═════ Record excerpts ═════

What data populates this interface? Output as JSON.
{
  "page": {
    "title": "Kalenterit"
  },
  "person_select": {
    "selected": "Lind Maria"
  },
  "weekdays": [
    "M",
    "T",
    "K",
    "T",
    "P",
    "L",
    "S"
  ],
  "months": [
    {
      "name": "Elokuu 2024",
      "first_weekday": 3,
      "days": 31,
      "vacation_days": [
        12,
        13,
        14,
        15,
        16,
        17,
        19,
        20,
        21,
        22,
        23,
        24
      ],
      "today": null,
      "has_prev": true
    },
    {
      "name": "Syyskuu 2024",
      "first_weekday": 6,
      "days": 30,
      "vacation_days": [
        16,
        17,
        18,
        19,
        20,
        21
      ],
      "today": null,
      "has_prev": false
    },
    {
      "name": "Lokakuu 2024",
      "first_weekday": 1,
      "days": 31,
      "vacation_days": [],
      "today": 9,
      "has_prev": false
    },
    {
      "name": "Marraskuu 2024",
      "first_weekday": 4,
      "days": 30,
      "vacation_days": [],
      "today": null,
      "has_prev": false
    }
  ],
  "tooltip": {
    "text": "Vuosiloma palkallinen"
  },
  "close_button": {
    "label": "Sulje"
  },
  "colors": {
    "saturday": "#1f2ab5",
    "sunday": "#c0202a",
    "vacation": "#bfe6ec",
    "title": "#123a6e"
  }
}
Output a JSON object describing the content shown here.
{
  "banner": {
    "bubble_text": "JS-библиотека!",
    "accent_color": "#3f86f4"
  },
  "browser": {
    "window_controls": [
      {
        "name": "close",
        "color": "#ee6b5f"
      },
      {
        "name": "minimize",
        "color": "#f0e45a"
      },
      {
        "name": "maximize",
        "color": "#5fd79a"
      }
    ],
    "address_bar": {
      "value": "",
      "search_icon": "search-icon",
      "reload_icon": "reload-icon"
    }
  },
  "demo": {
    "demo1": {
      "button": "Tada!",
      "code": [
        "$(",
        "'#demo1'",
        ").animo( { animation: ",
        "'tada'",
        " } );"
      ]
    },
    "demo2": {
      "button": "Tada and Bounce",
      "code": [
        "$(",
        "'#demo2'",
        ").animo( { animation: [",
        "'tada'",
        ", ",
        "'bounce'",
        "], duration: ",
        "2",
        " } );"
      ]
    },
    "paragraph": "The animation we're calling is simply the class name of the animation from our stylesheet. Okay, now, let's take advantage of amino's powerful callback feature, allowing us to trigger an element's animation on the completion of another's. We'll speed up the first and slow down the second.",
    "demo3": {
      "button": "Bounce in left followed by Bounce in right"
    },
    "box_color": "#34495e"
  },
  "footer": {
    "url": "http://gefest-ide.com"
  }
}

═════

Work required
Go through the listing above and work out how many lines contain the string "Output". Reply with the number alone.

Solution
2